Information provided:
++++++++
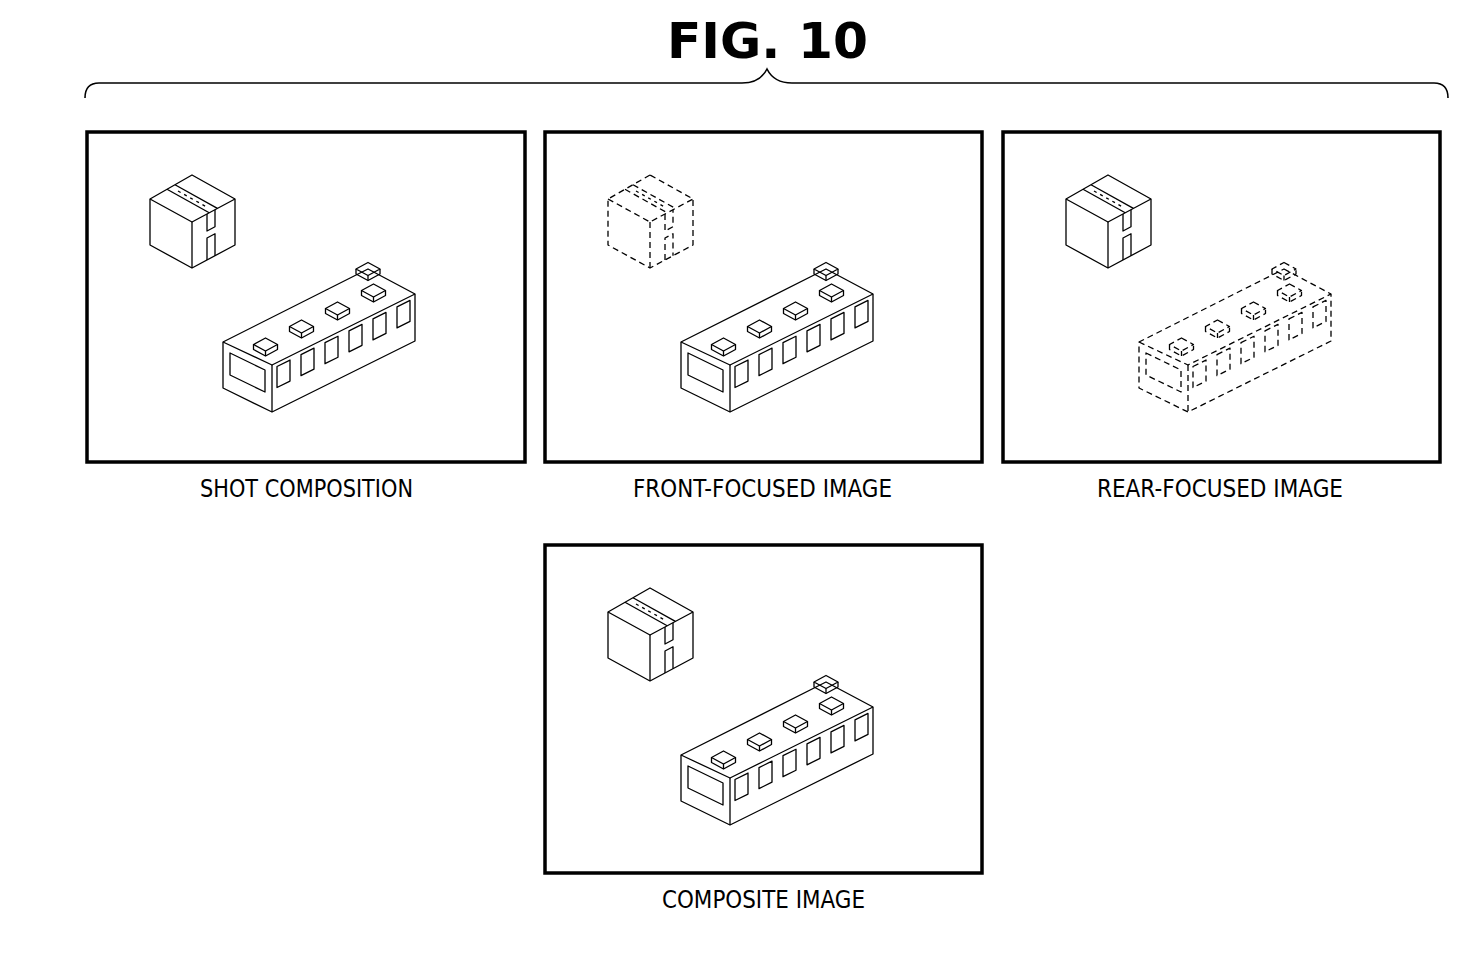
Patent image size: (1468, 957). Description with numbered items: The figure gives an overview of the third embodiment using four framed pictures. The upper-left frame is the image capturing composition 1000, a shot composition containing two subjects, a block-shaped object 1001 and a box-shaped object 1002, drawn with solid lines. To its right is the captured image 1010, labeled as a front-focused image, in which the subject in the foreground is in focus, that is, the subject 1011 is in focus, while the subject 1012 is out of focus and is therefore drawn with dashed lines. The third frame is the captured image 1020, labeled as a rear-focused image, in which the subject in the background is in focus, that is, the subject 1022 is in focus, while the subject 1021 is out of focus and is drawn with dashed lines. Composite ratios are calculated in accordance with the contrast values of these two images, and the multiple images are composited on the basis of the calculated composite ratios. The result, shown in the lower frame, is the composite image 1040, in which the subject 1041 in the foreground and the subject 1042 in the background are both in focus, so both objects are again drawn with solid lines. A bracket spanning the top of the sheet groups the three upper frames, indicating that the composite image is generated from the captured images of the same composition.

The image capturing composition 1000 is at (452, 132).
The rear subject (block-shaped object) in shot composition 1001 is at (416, 296).
The front subject (box-shaped object) in shot composition 1002 is at (208, 191).
The captured image 1010 is at (910, 132).
The subject 1011 is at (874, 296).
The subject 1012 is at (666, 191).
The captured image 1020 is at (1368, 132).
The subject 1021 is at (1332, 296).
The subject 1022 is at (1124, 191).
The composite image 1040 is at (910, 545).
The subject 1041 is at (874, 709).
The subject 1042 is at (666, 604).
++++++++
Written problem: Write out every row above again word for word, but leave the pictures out.

Answer:
Patent image size: (1468, 957). Description with numbered items: The figure gives an overview of the third embodiment using four framed pictures. The upper-left frame is the image capturing composition 1000, a shot composition containing two subjects, a block-shaped object 1001 and a box-shaped object 1002, drawn with solid lines. To its right is the captured image 1010, labeled as a front-focused image, in which the subject in the foreground is in focus, that is, the subject 1011 is in focus, while the subject 1012 is out of focus and is therefore drawn with dashed lines. The third frame is the captured image 1020, labeled as a rear-focused image, in which the subject in the background is in focus, that is, the subject 1022 is in focus, while the subject 1021 is out of focus and is drawn with dashed lines. Composite ratios are calculated in accordance with the contrast values of these two images, and the multiple images are composited on the basis of the calculated composite ratios. The result, shown in the lower frame, is the composite image 1040, in which the subject 1041 in the foreground and the subject 1042 in the background are both in focus, so both objects are again drawn with solid lines. A bracket spanning the top of the sheet groups the three upper frames, indicating that the composite image is generated from the captured images of the same composition.

The image capturing composition 1000 is at (452, 132).
The rear subject (block-shaped object) in shot composition 1001 is at (416, 296).
The front subject (box-shaped object) in shot composition 1002 is at (208, 191).
The captured image 1010 is at (910, 132).
The subject 1011 is at (874, 296).
The subject 1012 is at (666, 191).
The captured image 1020 is at (1368, 132).
The subject 1021 is at (1332, 296).
The subject 1022 is at (1124, 191).
The composite image 1040 is at (910, 545).
The subject 1041 is at (874, 709).
The subject 1042 is at (666, 604).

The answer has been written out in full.